## SET EXERCISE
Write out the whole listing word for word.

(Rows from a dataset)
-- Begin --
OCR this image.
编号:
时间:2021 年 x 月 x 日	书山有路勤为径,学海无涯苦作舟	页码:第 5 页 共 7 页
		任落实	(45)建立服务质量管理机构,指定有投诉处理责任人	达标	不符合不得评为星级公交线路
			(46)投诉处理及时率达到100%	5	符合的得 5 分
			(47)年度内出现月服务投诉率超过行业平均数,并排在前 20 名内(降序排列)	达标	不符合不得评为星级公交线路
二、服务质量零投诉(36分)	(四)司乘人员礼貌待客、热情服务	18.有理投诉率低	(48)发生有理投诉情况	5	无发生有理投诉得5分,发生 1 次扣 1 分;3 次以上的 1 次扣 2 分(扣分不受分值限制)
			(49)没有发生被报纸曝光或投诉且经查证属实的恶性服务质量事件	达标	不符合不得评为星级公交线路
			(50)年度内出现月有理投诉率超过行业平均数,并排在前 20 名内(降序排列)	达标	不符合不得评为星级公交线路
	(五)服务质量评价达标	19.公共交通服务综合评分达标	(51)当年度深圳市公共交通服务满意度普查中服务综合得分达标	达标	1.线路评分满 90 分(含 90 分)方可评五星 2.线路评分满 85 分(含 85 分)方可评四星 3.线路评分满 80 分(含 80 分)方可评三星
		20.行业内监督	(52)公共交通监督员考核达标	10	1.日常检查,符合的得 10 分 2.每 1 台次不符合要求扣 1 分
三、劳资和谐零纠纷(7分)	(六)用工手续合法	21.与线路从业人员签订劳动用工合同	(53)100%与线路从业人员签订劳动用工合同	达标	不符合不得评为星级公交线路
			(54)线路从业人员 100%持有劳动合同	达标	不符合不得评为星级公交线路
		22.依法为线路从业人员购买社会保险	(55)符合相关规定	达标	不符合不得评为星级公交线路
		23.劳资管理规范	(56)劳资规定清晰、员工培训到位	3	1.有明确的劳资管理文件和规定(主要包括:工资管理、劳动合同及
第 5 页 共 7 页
-- End --
## ANSWER FOR THE TASK
OCR this image.
编号:
时间:2021 年 x 月 x 日	书山有路勤为径,学海无涯苦作舟	页码:第 5 页 共 7 页
		任落实	(45)建立服务质量管理机构,指定有投诉处理责任人	达标	不符合不得评为星级公交线路
			(46)投诉处理及时率达到100%	5	符合的得 5 分
			(47)年度内出现月服务投诉率超过行业平均数,并排在前 20 名内(降序排列)	达标	不符合不得评为星级公交线路
二、服务质量零投诉(36分)	(四)司乘人员礼貌待客、热情服务	18.有理投诉率低	(48)发生有理投诉情况	5	无发生有理投诉得5分,发生 1 次扣 1 分;3 次以上的 1 次扣 2 分(扣分不受分值限制)
			(49)没有发生被报纸曝光或投诉且经查证属实的恶性服务质量事件	达标	不符合不得评为星级公交线路
			(50)年度内出现月有理投诉率超过行业平均数,并排在前 20 名内(降序排列)	达标	不符合不得评为星级公交线路
	(五)服务质量评价达标	19.公共交通服务综合评分达标	(51)当年度深圳市公共交通服务满意度普查中服务综合得分达标	达标	1.线路评分满 90 分(含 90 分)方可评五星 2.线路评分满 85 分(含 85 分)方可评四星 3.线路评分满 80 分(含 80 分)方可评三星
		20.行业内监督	(52)公共交通监督员考核达标	10	1.日常检查,符合的得 10 分 2.每 1 台次不符合要求扣 1 分
三、劳资和谐零纠纷(7分)	(六)用工手续合法	21.与线路从业人员签订劳动用工合同	(53)100%与线路从业人员签订劳动用工合同	达标	不符合不得评为星级公交线路
			(54)线路从业人员 100%持有劳动合同	达标	不符合不得评为星级公交线路
		22.依法为线路从业人员购买社会保险	(55)符合相关规定	达标	不符合不得评为星级公交线路
		23.劳资管理规范	(56)劳资规定清晰、员工培训到位	3	1.有明确的劳资管理文件和规定(主要包括:工资管理、劳动合同及
第 5 页 共 7 页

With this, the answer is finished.